## Description of the task
Scan the records and identify every line in which the string "type" occurs, then return those lines.

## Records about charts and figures
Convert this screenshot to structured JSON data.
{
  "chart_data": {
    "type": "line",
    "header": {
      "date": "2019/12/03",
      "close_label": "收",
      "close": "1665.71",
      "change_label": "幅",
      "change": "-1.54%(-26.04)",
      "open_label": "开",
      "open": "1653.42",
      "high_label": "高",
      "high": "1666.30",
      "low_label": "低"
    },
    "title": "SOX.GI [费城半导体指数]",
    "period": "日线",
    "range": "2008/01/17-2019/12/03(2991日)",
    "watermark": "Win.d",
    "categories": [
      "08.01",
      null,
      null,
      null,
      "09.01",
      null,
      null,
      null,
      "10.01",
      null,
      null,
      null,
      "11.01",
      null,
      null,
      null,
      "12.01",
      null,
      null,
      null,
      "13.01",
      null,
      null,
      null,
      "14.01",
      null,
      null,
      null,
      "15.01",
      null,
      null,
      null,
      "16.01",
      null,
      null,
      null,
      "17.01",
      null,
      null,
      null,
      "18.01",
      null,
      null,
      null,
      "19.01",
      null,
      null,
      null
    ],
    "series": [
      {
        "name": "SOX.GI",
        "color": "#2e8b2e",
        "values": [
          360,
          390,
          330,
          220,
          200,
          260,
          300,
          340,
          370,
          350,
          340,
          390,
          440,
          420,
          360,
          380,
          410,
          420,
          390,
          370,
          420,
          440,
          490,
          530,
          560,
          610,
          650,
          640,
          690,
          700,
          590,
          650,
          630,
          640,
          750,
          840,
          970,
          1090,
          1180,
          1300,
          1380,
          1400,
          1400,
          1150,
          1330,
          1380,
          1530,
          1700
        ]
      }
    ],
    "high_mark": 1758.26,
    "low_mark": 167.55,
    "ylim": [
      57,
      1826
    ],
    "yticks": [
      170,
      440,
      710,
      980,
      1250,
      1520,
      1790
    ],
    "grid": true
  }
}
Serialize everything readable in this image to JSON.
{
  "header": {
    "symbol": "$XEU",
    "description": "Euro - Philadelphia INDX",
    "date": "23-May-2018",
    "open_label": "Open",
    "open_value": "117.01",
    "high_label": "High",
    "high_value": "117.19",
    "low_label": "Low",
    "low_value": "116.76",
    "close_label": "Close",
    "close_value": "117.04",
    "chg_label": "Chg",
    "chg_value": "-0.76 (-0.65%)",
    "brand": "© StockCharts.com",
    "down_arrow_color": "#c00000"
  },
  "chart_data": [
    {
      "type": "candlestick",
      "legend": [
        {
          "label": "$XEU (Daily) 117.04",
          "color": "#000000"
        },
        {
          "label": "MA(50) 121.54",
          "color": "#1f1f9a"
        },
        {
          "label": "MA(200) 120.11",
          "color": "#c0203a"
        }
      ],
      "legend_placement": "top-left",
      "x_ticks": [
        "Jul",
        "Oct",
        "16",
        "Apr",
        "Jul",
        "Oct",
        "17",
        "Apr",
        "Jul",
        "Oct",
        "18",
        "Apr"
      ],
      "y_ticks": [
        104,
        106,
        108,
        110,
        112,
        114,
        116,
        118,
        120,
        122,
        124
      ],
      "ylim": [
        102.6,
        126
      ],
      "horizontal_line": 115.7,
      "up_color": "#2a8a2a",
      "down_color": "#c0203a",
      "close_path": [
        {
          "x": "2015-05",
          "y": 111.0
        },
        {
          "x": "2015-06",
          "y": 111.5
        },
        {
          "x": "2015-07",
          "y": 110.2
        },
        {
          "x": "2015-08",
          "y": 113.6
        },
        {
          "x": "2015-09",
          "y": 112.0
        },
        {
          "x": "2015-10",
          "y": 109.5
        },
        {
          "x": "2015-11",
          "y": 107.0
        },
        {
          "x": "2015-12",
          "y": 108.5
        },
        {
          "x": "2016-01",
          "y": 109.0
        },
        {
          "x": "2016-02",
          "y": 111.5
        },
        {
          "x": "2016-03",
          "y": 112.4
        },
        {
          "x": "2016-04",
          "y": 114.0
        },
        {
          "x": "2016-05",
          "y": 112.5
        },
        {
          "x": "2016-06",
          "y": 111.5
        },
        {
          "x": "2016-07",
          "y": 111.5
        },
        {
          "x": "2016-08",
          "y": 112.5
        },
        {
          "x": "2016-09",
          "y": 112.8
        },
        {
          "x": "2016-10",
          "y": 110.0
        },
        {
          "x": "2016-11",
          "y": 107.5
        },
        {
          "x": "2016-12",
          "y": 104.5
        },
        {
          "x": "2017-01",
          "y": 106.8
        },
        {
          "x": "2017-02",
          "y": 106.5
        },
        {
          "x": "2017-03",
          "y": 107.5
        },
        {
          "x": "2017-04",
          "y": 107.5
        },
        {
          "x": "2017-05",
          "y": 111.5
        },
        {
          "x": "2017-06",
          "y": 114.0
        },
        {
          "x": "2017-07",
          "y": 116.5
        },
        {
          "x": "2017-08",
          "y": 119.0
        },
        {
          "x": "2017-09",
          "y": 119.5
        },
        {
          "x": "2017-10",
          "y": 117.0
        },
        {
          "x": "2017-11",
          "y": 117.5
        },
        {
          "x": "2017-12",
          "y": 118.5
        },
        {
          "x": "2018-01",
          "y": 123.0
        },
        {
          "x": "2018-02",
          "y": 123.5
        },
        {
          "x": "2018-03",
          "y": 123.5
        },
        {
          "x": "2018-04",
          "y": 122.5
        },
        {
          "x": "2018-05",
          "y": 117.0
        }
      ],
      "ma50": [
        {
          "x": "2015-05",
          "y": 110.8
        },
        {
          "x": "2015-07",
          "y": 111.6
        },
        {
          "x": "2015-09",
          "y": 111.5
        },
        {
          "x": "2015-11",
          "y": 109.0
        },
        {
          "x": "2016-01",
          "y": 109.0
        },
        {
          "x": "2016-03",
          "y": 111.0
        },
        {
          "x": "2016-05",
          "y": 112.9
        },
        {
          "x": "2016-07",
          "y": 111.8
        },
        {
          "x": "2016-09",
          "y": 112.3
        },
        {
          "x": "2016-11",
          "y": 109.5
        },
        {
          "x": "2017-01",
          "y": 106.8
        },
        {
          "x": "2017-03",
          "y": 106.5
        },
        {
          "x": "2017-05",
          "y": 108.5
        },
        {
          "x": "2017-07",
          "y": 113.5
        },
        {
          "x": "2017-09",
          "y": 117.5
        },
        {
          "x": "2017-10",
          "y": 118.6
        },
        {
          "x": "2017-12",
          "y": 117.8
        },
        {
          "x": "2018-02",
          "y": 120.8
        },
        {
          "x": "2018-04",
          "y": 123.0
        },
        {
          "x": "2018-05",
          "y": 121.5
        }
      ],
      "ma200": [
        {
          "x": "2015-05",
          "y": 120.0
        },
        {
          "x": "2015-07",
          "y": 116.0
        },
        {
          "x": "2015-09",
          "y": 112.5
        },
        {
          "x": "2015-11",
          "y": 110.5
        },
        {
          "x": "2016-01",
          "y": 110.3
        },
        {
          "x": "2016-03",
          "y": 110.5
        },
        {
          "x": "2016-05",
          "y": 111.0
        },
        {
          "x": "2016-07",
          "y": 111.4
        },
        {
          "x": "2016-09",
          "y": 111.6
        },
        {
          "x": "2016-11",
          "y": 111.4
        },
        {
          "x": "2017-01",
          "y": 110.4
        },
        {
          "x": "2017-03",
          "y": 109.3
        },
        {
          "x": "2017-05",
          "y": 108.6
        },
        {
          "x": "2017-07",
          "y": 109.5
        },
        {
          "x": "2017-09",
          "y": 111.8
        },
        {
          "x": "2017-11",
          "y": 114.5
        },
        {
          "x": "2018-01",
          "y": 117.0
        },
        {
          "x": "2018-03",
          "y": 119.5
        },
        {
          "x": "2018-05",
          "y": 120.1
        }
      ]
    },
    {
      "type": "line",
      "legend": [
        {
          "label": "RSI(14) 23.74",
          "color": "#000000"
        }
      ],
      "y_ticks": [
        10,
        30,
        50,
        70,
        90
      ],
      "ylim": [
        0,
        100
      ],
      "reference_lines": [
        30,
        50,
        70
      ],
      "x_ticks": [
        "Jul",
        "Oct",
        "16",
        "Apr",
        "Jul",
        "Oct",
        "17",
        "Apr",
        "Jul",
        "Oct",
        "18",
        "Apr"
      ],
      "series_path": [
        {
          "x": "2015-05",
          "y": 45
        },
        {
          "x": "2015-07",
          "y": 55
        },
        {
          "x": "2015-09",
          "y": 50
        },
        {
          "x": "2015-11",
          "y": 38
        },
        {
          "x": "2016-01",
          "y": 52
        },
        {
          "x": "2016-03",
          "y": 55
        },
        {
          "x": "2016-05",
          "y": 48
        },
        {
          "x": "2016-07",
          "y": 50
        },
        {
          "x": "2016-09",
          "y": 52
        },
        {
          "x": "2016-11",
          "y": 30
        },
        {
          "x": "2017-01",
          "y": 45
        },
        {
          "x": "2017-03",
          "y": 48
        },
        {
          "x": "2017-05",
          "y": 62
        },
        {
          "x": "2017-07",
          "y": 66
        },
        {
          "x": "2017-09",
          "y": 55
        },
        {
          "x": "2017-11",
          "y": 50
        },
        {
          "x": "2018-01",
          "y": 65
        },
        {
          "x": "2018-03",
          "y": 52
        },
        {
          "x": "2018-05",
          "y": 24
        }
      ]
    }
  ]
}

## Answer to this problem
    "type": "line",
      "type": "candlestick",
      "type": "line",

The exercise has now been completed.